Begin Listed records
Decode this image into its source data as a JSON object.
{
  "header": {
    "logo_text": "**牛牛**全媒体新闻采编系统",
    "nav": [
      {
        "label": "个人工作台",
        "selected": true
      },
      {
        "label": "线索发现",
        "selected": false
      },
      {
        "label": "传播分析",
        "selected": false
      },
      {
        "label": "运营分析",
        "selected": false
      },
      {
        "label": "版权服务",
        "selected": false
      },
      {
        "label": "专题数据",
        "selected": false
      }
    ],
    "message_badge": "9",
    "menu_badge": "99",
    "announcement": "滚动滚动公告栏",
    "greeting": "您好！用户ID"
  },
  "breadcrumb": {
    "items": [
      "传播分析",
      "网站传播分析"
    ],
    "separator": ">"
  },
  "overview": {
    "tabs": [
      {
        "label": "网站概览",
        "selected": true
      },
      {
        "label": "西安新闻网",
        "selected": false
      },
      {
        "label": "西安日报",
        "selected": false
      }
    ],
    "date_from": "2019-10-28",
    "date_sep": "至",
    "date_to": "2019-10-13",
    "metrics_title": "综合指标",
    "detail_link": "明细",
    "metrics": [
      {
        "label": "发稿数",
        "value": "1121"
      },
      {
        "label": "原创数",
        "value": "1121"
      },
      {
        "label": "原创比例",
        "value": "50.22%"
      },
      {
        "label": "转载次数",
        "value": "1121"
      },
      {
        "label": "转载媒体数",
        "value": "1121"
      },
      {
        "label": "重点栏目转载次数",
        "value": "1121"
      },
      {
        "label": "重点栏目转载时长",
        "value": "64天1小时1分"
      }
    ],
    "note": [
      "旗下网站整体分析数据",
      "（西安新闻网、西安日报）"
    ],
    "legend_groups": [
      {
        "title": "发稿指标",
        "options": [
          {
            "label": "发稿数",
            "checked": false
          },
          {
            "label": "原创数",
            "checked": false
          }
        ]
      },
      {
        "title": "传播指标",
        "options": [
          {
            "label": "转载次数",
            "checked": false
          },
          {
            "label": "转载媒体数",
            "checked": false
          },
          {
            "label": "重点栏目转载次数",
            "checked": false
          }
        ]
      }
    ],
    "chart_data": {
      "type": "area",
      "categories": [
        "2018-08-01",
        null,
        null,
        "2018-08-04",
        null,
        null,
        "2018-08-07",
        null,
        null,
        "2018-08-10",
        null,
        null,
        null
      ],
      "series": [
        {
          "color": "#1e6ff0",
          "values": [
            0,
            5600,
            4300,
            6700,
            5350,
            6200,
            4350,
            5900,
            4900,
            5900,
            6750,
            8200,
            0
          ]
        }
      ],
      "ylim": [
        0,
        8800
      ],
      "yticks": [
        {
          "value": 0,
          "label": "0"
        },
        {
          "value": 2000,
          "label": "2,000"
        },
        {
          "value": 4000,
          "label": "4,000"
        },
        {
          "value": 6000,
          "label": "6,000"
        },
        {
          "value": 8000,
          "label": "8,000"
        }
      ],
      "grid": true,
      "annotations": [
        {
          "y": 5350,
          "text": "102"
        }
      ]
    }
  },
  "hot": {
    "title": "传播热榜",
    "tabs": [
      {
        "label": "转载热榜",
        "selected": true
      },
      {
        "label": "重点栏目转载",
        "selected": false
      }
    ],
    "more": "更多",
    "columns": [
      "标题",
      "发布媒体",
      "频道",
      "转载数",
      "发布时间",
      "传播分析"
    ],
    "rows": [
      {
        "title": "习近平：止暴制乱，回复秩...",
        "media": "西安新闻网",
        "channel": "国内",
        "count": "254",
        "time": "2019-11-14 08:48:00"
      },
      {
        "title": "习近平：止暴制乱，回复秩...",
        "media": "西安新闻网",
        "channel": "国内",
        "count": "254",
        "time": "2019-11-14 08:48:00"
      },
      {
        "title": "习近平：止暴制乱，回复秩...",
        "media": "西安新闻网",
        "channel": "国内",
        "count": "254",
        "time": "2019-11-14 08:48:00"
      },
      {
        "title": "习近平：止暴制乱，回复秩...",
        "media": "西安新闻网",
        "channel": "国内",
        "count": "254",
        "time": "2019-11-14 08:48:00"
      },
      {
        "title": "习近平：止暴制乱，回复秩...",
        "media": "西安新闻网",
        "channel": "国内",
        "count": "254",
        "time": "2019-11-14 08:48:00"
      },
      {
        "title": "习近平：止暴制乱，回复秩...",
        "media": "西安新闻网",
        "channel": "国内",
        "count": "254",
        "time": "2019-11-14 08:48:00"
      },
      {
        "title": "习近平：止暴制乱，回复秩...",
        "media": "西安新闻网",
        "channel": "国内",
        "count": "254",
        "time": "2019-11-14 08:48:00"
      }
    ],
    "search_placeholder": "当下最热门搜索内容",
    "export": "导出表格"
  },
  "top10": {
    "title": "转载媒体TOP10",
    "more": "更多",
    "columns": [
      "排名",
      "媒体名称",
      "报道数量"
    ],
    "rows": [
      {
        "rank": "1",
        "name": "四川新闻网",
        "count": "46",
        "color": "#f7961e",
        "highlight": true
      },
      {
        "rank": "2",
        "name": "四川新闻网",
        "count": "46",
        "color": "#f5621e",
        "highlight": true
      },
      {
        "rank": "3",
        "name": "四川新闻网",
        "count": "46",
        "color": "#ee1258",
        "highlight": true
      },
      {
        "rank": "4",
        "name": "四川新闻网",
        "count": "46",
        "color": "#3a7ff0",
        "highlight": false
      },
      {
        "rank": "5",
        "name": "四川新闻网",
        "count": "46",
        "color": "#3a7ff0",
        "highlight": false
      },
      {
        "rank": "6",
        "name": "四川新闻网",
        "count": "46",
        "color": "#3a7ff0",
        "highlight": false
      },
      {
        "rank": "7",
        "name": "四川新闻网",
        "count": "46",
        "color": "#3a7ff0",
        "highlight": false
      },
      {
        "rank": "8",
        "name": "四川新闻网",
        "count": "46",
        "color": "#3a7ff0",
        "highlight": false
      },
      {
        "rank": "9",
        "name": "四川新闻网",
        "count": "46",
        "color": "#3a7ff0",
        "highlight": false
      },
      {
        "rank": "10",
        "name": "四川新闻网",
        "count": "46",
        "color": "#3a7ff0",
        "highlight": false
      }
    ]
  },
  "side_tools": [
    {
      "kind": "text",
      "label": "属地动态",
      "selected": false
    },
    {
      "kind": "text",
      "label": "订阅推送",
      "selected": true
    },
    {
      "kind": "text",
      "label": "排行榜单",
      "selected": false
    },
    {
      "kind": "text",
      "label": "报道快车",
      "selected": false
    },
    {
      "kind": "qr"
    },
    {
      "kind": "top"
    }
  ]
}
End Listed records
Output the listing above without altering a single character.

Decode this image into its source data as a JSON object.
{
  "header": {
    "logo_text": "**牛牛**全媒体新闻采编系统",
    "nav": [
      {
        "label": "个人工作台",
        "selected": true
      },
      {
        "label": "线索发现",
        "selected": false
      },
      {
        "label": "传播分析",
        "selected": false
      },
      {
        "label": "运营分析",
        "selected": false
      },
      {
        "label": "版权服务",
        "selected": false
      },
      {
        "label": "专题数据",
        "selected": false
      }
    ],
    "message_badge": "9",
    "menu_badge": "99",
    "announcement": "滚动滚动公告栏",
    "greeting": "您好！用户ID"
  },
  "breadcrumb": {
    "items": [
      "传播分析",
      "网站传播分析"
    ],
    "separator": ">"
  },
  "overview": {
    "tabs": [
      {
        "label": "网站概览",
        "selected": true
      },
      {
        "label": "西安新闻网",
        "selected": false
      },
      {
        "label": "西安日报",
        "selected": false
      }
    ],
    "date_from": "2019-10-28",
    "date_sep": "至",
    "date_to": "2019-10-13",
    "metrics_title": "综合指标",
    "detail_link": "明细",
    "metrics": [
      {
        "label": "发稿数",
        "value": "1121"
      },
      {
        "label": "原创数",
        "value": "1121"
      },
      {
        "label": "原创比例",
        "value": "50.22%"
      },
      {
        "label": "转载次数",
        "value": "1121"
      },
      {
        "label": "转载媒体数",
        "value": "1121"
      },
      {
        "label": "重点栏目转载次数",
        "value": "1121"
      },
      {
        "label": "重点栏目转载时长",
        "value": "64天1小时1分"
      }
    ],
    "note": [
      "旗下网站整体分析数据",
      "（西安新闻网、西安日报）"
    ],
    "legend_groups": [
      {
        "title": "发稿指标",
        "options": [
          {
            "label": "发稿数",
            "checked": false
          },
          {
            "label": "原创数",
            "checked": false
          }
        ]
      },
      {
        "title": "传播指标",
        "options": [
          {
            "label": "转载次数",
            "checked": false
          },
          {
            "label": "转载媒体数",
            "checked": false
          },
          {
            "label": "重点栏目转载次数",
            "checked": false
          }
        ]
      }
    ],
    "chart_data": {
      "type": "area",
      "categories": [
        "2018-08-01",
        null,
        null,
        "2018-08-04",
        null,
        null,
        "2018-08-07",
        null,
        null,
        "2018-08-10",
        null,
        null,
        null
      ],
      "series": [
        {
          "color": "#1e6ff0",
          "values": [
            0,
            5600,
            4300,
            6700,
            5350,
            6200,
            4350,
            5900,
            4900,
            5900,
            6750,
            8200,
            0
          ]
        }
      ],
      "ylim": [
        0,
        8800
      ],
      "yticks": [
        {
          "value": 0,
          "label": "0"
        },
        {
          "value": 2000,
          "label": "2,000"
        },
        {
          "value": 4000,
          "label": "4,000"
        },
        {
          "value": 6000,
          "label": "6,000"
        },
        {
          "value": 8000,
          "label": "8,000"
        }
      ],
      "grid": true,
      "annotations": [
        {
          "y": 5350,
          "text": "102"
        }
      ]
    }
  },
  "hot": {
    "title": "传播热榜",
    "tabs": [
      {
        "label": "转载热榜",
        "selected": true
      },
      {
        "label": "重点栏目转载",
        "selected": false
      }
    ],
    "more": "更多",
    "columns": [
      "标题",
      "发布媒体",
      "频道",
      "转载数",
      "发布时间",
      "传播分析"
    ],
    "rows": [
      {
        "title": "习近平：止暴制乱，回复秩...",
        "media": "西安新闻网",
        "channel": "国内",
        "count": "254",
        "time": "2019-11-14 08:48:00"
      },
      {
        "title": "习近平：止暴制乱，回复秩...",
        "media": "西安新闻网",
        "channel": "国内",
        "count": "254",
        "time": "2019-11-14 08:48:00"
      },
      {
        "title": "习近平：止暴制乱，回复秩...",
        "media": "西安新闻网",
        "channel": "国内",
        "count": "254",
        "time": "2019-11-14 08:48:00"
      },
      {
        "title": "习近平：止暴制乱，回复秩...",
        "media": "西安新闻网",
        "channel": "国内",
        "count": "254",
        "time": "2019-11-14 08:48:00"
      },
      {
        "title": "习近平：止暴制乱，回复秩...",
        "media": "西安新闻网",
        "channel": "国内",
        "count": "254",
        "time": "2019-11-14 08:48:00"
      },
      {
        "title": "习近平：止暴制乱，回复秩...",
        "media": "西安新闻网",
        "channel": "国内",
        "count": "254",
        "time": "2019-11-14 08:48:00"
      },
      {
        "title": "习近平：止暴制乱，回复秩...",
        "media": "西安新闻网",
        "channel": "国内",
        "count": "254",
        "time": "2019-11-14 08:48:00"
      }
    ],
    "search_placeholder": "当下最热门搜索内容",
    "export": "导出表格"
  },
  "top10": {
    "title": "转载媒体TOP10",
    "more": "更多",
    "columns": [
      "排名",
      "媒体名称",
      "报道数量"
    ],
    "rows": [
      {
        "rank": "1",
        "name": "四川新闻网",
        "count": "46",
        "color": "#f7961e",
        "highlight": true
      },
      {
        "rank": "2",
        "name": "四川新闻网",
        "count": "46",
        "color": "#f5621e",
        "highlight": true
      },
      {
        "rank": "3",
        "name": "四川新闻网",
        "count": "46",
        "color": "#ee1258",
        "highlight": true
      },
      {
        "rank": "4",
        "name": "四川新闻网",
        "count": "46",
        "color": "#3a7ff0",
        "highlight": false
      },
      {
        "rank": "5",
        "name": "四川新闻网",
        "count": "46",
        "color": "#3a7ff0",
        "highlight": false
      },
      {
        "rank": "6",
        "name": "四川新闻网",
        "count": "46",
        "color": "#3a7ff0",
        "highlight": false
      },
      {
        "rank": "7",
        "name": "四川新闻网",
        "count": "46",
        "color": "#3a7ff0",
        "highlight": false
      },
      {
        "rank": "8",
        "name": "四川新闻网",
        "count": "46",
        "color": "#3a7ff0",
        "highlight": false
      },
      {
        "rank": "9",
        "name": "四川新闻网",
        "count": "46",
        "color": "#3a7ff0",
        "highlight": false
      },
      {
        "rank": "10",
        "name": "四川新闻网",
        "count": "46",
        "color": "#3a7ff0",
        "highlight": false
      }
    ]
  },
  "side_tools": [
    {
      "kind": "text",
      "label": "属地动态",
      "selected": false
    },
    {
      "kind": "text",
      "label": "订阅推送",
      "selected": true
    },
    {
      "kind": "text",
      "label": "排行榜单",
      "selected": false
    },
    {
      "kind": "text",
      "label": "报道快车",
      "selected": false
    },
    {
      "kind": "qr"
    },
    {
      "kind": "top"
    }
  ]
}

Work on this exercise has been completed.